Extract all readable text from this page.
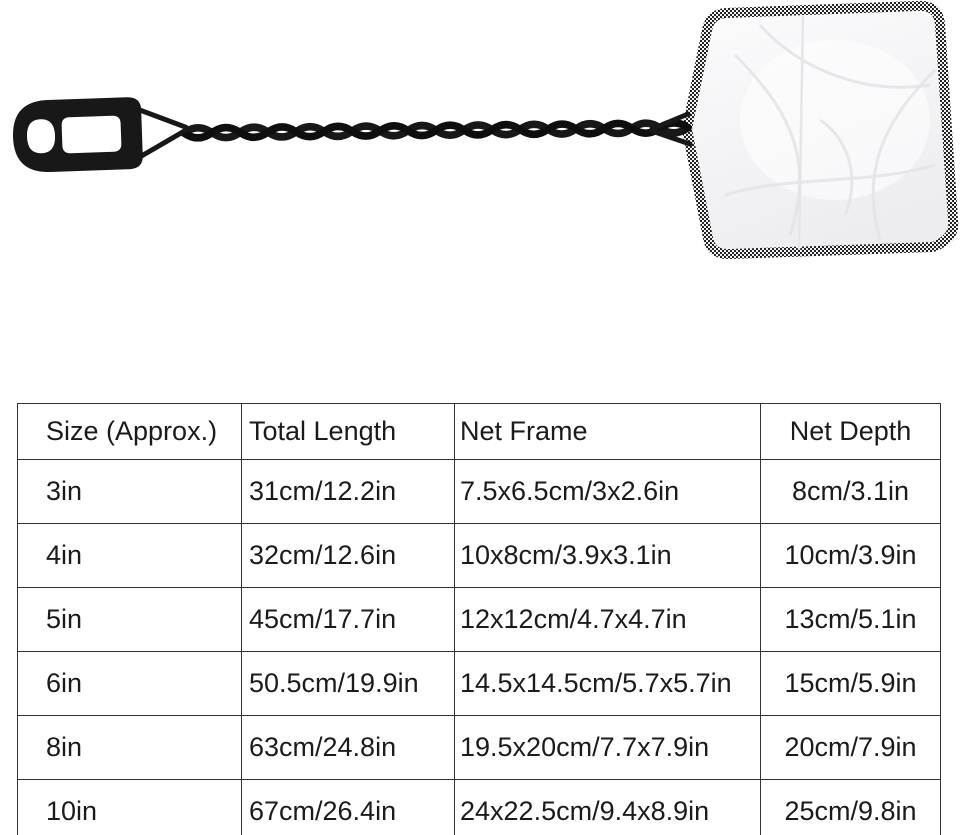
Size (Approx.)	Total Length	Net Frame	Net Depth
3in	31cm/12.2in	7.5x6.5cm/3x2.6in	8cm/3.1in
4in	32cm/12.6in	10x8cm/3.9x3.1in	10cm/3.9in
5in	45cm/17.7in	12x12cm/4.7x4.7in	13cm/5.1in
6in	50.5cm/19.9in	14.5x14.5cm/5.7x5.7in	15cm/5.9in
8in	63cm/24.8in	19.5x20cm/7.7x7.9in	20cm/7.9in
10in	67cm/26.4in	24x22.5cm/9.4x8.9in	25cm/9.8in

########################################

### Set problem
Reproduce each line word for word and drop the pictures.

### Answer to the exercise
Extract all readable text from this page.
Size (Approx.)	Total Length	Net Frame	Net Depth
3in	31cm/12.2in	7.5x6.5cm/3x2.6in	8cm/3.1in
4in	32cm/12.6in	10x8cm/3.9x3.1in	10cm/3.9in
5in	45cm/17.7in	12x12cm/4.7x4.7in	13cm/5.1in
6in	50.5cm/19.9in	14.5x14.5cm/5.7x5.7in	15cm/5.9in
8in	63cm/24.8in	19.5x20cm/7.7x7.9in	20cm/7.9in
10in	67cm/26.4in	24x22.5cm/9.4x8.9in	25cm/9.8in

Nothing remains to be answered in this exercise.